Astrid Brochlos: Kanbun. Grundlagen der klassischen sino-japanischen Schriftsprache
Nach langer Zeit habe ich mal wieder etwas Muße für eine Buchempfehlung:
Kanbun wird von Studenten häufig als besondere Herausforderung empfunden und das Material, dessen man habhaft werden kann, ist nicht immer im leicht verständlichem Stil gehalten. Diejenigen, der Kanbun machen wollen oder müssen, aber einen eher praktisch ausgerichteten Einsteig in das Thema ohne viel Hintergrundinformationen suchen, werden vielleicht mit Brochlos' Buch glücklich, das 2004 im Harrassowitz Verlag erschienen ist.
Das Buch orientiert sich im Aufbau an japanischen Lehrbüchern für die Oberstufe und geht nach einer kurzen historischen Einführung schrittweise vor, wobei es auf den Lernenden ausgerichtet bleibt - die Erklärungen werden also nicht in einer chronologischen oder lokalen Folge präsentiert, sondern nach dem Gesichtspunkt, was sich am besten lernen läßt und was gut aufeinander aufbaut. Auch Übungen fehlen nicht, so daß es sicher einen ganz guten Einstieg auch für Japanologen bietet, die sich später noch aktiv mit dem Thema beschäftigen wollen.

○ ○ ○ ○

Aufgaben =>
1. In welchem Jahr und bei welchem Verlag ist das Buch erschienen, das die Buchempfehlung vorstellt?
2. Gib aus der Buchempfehlung den Abschnitt wortgetreu wieder, beginnend mit „Das Buch orientiert“ und weiter bis einschließlich „Thema beschäftigen wollen.“.
Die Datensätze spielen hierfür keine Rolle.

○ ○ ○ ○

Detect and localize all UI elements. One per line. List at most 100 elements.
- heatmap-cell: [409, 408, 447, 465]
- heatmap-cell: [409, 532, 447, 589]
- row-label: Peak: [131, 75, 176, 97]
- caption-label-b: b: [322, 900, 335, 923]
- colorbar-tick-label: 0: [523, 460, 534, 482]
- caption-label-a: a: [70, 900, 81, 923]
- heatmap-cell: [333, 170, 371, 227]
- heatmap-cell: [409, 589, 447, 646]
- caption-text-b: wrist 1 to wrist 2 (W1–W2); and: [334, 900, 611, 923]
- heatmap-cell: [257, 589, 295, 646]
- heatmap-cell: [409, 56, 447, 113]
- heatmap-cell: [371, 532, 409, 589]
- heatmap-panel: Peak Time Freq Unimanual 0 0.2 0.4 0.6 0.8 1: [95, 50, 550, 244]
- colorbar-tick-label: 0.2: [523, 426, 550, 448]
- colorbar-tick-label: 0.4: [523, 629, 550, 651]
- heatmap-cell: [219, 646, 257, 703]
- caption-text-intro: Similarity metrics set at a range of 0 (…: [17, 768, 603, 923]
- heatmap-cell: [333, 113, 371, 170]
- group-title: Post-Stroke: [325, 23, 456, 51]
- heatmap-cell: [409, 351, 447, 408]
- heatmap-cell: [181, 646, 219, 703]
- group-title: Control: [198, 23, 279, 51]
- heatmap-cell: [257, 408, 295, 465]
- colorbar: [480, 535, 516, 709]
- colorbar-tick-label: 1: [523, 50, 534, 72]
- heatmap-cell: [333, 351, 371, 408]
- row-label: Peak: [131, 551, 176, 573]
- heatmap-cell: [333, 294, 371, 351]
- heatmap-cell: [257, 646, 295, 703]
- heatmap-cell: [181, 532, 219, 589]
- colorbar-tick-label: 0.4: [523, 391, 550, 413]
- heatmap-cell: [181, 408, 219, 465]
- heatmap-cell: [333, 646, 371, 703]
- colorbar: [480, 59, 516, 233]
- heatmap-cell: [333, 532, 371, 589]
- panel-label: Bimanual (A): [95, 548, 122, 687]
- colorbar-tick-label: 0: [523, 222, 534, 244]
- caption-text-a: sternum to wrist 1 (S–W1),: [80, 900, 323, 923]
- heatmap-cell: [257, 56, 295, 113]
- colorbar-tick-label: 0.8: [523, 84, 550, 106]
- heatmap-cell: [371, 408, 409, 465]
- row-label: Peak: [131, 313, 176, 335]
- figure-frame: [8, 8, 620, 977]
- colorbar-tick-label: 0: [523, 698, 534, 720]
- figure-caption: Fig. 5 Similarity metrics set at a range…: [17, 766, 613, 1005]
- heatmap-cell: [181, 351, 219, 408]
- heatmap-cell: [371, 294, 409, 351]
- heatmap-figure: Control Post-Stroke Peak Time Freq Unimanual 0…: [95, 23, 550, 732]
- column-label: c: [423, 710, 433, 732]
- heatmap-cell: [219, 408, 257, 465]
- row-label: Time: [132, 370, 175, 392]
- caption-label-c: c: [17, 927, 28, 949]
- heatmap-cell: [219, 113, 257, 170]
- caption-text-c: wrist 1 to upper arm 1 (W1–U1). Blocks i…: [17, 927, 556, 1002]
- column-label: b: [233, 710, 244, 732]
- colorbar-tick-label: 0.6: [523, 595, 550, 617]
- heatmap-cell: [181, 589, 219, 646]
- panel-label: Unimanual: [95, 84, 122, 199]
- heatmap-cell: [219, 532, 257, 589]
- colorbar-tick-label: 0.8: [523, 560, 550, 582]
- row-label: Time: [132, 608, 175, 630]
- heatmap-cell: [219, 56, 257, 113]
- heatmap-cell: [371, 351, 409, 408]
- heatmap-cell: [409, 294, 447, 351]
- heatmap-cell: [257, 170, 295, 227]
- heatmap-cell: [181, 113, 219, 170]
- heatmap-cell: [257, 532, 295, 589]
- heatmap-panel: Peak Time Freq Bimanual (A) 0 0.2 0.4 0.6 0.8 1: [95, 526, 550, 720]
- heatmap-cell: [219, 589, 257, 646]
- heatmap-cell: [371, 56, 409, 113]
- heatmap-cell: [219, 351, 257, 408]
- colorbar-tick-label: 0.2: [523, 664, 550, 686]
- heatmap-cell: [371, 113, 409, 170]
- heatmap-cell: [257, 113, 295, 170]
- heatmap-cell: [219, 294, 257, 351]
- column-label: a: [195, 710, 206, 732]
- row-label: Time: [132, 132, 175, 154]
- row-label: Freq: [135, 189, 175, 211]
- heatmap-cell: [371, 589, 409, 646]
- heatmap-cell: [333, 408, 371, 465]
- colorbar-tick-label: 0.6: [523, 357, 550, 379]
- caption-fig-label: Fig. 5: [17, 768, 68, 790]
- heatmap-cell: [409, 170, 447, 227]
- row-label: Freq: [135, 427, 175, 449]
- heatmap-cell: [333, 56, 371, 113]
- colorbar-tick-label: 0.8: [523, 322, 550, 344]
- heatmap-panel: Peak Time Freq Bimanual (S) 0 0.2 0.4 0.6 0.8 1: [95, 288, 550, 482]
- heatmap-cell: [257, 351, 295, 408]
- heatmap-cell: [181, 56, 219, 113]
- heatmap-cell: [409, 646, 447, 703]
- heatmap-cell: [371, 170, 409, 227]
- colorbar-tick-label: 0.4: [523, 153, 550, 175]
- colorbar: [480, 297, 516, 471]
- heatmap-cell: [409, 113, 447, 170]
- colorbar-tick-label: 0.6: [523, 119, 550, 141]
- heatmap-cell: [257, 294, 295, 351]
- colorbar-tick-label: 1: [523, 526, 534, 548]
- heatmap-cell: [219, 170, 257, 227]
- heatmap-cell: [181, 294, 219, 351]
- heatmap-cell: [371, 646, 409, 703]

○ ○ ○ ○

Lösungen =>
1. 2004 im Harrassowitz Verlag.

2.
Das Buch orientiert sich im Aufbau an japanischen Lehrbüchern für die Oberstufe und geht nach einer kurzen historischen Einführung schrittweise vor, wobei es auf den Lernenden ausgerichtet bleibt - die Erklärungen werden also nicht in einer chronologischen oder lokalen Folge präsentiert, sondern nach dem Gesichtspunkt, was sich am besten lernen läßt und was gut aufeinander aufbaut. Auch Übungen fehlen nicht, so daß es sicher einen ganz guten Einstieg auch für Japanologen bietet, die sich später noch aktiv mit dem Thema beschäftigen wollen.